▶ **Sección del documento**:
Suponiendo que estamos viviendo en Colombia un
interesante momento de inflexión, podemos creer que les ha llegado el momento
de la justicia epistémica a las ciencias humanas y sociales. Y eso tendría que
plasmarse en un rediseño del poder universitario, en otra forma de
interlocución que no sea la de rendirles cuentas a los médicos y a los
ingenieros. Tendría que plasmarse, por ejemplo, en una financiación que
garantice un sistema gratuito de posgrados y un sistema de investigación en
nuestras disciplinas autónomo en recursos y autónomo en criterios. Aún más, el
Ministerio de Ciencia y Tecnología tendría que abrirle sección aparte a la
promoción y difusión de la investigación en nuestras ciencias menesterosas.
Una de las transformaciones más inmediatas debería producirse
en las políticas de fomento de la investigación y de las publicaciones científicas.
Un paso en la justicia epistémica es que les permitan a las ciencias
humanas caminar solas, responsablemente, para que discutan y formulen sus
propios criterios de definición de objetos de estudios, de métodos de
investigación, de formación en posgrados, de publicación de resultados y de
estímulo y premiación a trayectorias. Y esa transformación debería suceder
tanto en el circuito institucional nacional como en las estructuras internas de
nuestras universidades.

▶ **Extractos de entradas**:
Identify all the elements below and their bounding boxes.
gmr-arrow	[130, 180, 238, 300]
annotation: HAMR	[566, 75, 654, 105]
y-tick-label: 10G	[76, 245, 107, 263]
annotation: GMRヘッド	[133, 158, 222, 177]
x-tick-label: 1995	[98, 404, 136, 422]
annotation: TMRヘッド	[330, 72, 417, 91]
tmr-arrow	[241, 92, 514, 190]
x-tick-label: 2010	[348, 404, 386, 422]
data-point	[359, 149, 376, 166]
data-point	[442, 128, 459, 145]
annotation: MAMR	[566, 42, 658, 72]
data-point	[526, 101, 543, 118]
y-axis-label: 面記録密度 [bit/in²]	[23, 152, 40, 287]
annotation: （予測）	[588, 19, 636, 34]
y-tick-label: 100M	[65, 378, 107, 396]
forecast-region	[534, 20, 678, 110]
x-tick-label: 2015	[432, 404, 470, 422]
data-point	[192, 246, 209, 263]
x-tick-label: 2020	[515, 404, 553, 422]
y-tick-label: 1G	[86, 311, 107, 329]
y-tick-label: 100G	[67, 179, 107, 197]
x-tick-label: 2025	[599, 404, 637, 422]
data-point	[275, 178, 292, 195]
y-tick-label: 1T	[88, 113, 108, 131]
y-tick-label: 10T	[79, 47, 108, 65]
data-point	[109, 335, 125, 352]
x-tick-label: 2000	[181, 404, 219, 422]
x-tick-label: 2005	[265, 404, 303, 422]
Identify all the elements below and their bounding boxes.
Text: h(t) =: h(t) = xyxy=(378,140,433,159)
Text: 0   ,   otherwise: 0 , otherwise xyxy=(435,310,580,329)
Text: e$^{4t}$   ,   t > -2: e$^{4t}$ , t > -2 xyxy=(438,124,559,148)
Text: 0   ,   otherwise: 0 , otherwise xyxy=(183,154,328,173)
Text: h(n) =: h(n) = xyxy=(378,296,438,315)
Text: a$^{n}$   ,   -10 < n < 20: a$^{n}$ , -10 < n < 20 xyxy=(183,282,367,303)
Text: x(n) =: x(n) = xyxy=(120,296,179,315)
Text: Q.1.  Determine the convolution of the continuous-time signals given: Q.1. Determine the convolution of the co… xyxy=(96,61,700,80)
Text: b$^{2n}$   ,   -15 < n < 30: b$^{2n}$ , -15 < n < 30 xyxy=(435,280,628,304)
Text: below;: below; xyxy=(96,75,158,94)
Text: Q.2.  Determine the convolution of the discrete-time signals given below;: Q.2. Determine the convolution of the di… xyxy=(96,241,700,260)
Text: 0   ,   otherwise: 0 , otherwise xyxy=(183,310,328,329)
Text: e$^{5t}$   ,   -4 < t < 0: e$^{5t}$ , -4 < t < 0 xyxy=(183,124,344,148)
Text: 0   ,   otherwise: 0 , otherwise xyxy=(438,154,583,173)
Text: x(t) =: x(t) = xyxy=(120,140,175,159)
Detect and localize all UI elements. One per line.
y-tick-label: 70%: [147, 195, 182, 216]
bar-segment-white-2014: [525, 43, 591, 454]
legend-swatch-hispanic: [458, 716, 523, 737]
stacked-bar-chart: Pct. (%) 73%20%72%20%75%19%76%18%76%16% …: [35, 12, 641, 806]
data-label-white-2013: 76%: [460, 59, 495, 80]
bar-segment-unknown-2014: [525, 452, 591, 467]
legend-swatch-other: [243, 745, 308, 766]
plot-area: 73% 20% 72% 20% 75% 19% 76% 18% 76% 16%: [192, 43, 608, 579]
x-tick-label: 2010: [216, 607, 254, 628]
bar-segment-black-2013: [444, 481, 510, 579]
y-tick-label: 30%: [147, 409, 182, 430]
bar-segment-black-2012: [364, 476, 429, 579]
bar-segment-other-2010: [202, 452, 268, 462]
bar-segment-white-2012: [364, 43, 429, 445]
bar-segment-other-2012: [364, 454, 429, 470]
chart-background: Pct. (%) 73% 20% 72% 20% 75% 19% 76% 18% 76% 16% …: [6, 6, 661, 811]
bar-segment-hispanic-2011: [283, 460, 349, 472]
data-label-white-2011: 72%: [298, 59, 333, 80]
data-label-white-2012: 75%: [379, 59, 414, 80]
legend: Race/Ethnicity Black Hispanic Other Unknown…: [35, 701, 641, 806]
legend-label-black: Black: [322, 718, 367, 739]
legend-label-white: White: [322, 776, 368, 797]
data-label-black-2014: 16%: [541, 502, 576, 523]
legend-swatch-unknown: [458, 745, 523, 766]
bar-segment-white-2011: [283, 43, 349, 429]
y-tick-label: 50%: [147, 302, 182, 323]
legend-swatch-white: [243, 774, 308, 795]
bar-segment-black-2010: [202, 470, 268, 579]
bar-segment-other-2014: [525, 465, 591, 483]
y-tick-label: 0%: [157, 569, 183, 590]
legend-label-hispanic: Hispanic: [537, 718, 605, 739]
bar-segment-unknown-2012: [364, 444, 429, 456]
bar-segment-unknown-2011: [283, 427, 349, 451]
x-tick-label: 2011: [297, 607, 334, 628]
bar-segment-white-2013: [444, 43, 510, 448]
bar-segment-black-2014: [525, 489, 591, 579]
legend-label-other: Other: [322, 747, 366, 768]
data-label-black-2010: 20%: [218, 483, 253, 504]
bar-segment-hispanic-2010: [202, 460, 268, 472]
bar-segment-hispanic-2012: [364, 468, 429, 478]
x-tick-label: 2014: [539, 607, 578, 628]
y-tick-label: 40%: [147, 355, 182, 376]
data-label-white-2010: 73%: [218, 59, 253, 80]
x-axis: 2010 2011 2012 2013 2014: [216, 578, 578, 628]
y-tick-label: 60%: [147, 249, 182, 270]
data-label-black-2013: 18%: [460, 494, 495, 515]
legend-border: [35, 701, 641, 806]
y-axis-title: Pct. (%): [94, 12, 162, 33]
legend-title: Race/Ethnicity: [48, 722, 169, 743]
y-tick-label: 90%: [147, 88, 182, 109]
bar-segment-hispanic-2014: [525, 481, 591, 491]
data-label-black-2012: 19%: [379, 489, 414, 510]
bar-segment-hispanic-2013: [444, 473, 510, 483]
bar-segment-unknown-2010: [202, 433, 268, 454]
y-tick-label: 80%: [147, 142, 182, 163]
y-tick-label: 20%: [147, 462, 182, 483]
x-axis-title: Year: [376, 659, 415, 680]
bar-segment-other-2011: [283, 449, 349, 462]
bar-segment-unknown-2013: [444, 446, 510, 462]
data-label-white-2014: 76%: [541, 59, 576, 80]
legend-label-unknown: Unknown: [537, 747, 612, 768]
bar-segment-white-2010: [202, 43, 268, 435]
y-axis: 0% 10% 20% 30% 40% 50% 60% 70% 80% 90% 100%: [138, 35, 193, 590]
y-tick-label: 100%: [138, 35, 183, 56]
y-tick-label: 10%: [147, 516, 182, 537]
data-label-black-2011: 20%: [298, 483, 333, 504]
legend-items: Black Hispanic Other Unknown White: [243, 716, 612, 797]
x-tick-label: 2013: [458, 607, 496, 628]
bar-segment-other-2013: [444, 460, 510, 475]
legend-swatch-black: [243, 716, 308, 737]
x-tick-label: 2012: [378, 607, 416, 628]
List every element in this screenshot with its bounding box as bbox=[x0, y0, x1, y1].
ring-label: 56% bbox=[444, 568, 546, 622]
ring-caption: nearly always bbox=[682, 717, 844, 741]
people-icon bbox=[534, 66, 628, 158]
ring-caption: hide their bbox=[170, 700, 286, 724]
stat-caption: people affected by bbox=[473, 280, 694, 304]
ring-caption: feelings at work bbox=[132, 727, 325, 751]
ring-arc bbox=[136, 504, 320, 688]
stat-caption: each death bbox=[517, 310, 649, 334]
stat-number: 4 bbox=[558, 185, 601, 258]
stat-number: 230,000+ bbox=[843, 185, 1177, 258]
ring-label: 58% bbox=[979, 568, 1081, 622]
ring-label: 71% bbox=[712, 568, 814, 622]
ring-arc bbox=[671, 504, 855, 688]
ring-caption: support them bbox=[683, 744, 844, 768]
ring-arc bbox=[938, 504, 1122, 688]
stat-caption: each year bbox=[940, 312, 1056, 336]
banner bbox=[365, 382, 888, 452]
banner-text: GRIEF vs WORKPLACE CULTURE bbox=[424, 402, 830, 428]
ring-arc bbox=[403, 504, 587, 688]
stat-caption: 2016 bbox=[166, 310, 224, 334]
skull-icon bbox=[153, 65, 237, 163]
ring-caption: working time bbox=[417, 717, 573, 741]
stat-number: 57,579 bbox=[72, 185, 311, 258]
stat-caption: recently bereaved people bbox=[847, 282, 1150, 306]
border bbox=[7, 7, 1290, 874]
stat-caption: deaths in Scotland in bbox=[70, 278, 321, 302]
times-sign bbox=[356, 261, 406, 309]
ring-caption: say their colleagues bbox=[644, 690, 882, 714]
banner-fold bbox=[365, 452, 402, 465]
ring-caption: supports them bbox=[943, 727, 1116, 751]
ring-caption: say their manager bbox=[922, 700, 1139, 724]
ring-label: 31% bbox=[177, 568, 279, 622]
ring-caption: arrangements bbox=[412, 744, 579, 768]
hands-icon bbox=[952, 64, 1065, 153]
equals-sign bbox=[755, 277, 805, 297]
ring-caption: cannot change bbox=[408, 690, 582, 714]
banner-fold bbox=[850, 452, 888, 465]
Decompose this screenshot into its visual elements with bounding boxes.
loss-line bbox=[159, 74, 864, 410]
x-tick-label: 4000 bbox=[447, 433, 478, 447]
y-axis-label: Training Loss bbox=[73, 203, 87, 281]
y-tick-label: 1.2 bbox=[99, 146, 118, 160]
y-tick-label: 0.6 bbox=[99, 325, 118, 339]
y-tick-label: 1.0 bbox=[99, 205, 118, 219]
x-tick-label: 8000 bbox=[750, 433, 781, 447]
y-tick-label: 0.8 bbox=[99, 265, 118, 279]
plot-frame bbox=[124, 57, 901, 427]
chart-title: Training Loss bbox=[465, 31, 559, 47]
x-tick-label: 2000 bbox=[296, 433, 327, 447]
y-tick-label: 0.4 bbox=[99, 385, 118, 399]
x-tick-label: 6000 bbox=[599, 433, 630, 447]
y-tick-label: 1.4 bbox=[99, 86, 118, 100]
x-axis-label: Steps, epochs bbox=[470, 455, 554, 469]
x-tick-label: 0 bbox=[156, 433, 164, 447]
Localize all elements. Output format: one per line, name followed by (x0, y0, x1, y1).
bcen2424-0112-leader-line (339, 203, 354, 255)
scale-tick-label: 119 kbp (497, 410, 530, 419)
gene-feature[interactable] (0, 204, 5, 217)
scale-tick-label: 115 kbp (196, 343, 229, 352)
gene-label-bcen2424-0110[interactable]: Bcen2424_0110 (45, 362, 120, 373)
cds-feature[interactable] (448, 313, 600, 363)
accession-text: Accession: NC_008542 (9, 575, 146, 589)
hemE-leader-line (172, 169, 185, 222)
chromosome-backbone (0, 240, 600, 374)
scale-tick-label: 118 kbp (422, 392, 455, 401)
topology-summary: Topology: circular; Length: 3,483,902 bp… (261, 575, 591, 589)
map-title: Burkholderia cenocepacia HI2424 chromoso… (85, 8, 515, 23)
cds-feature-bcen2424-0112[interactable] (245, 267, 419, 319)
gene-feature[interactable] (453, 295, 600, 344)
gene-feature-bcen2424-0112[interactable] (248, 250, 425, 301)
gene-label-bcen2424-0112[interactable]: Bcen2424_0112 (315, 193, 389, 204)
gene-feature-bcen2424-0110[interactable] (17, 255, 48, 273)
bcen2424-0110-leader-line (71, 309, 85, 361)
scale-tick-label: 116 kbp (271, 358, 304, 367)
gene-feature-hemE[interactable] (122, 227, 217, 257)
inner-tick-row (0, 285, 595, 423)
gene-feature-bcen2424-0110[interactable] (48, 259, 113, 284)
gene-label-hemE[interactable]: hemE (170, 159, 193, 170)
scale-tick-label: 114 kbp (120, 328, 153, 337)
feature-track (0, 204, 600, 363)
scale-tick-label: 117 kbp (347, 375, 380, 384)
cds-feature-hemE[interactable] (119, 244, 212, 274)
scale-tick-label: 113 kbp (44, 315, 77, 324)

▶ **Tarea por realizar**: Redacte lo que sigue al texto sobre la justicia epistémica para las ciencias humanas y sociales, a partir de su última oración. Para resolver este ejercicio no hace falta consultar las entradas.

▶ **Respuesta**:
Es muy ingenuo
o muy cómodo pensar que la solución al funcionamiento de las universidades públicas
y a sus prioridades en investigación provenga exclusivamente del cambio de
perspectiva en el Ministerio de Educación o en el Ministerio de Ciencia, Tecnología
e Innovación. Una modificación en la ley de financiación de las universidades
públicas es un paso promisorio, pero no es suficiente. Por supuesto, ojalá que
el nuevo gobierno garantice mejores condiciones de existencia; pero, al compás
de esos cambios en las condiciones básicas de funcionamiento de nuestras
universidades, debe haber unas mutaciones internas. Y una de esas mutaciones
deseables tiene que ver con lo que ha venido siendo la comunidad de oficiantes
de las ciencias humanas y sociales. Creo que hemos confundido la naturalización
de nuestra postración con el empobrecimiento de nuestro espíritu crítico. Mucho
de lo que ha sucedido o ha dejado de suceder en nuestras disciplinas proviene del
régimen hostil de lo que fue Colciencias, de nuestras vicerrectorías académica
y de investigaciones. Pero también nosotros, las y los “profes” de las Humanidades, hemos sido co-autores de nuestras desgracias.
Me permito referirme ahora, en exclusiva, a las
ciencias humanas y sociales de la Universidad del Valle. Tal vez con la
excepción que puedan ofrecer nuestros colegas de sociología y economía, quizás
más atentos a los vericuetos de la institucionalidad universitaria y más
emprendedores en proyectos de investigación, el retazo incoherente e inconsistente
de la Facultad de Humanidades anda con el espíritu crítico embolatado desde hace
algunos años. No veo otra razón que explique nuestro ostracismo, el deterioro
de nuestros programas de maestría y doctorado. No veo otra razón que explique
las múltiples reelecciones de nuestro decano, como si no tuviésemos otra
perspectiva que la resignación. Parte de esa exaltada “justicia epistémica”
pasa por la propia redefinición de nuestras expectativas y de nuestras
perspectivas. El trato justo que reclamamos ahora para ciertos sujetos y
objetos de estudio, para ciertos saberes, pasa por un auto-examen que nos lleve
a compromisos de cambio y a ser agentes muy activos de la redefinición de las
ciencias humanas en la nomenclatura universitaria. El ejercicio de justicia
epistémica tiene que comenzar en la misma Facultad de Humanidades y no como
un acto externo de conmiseración con nuestro destino.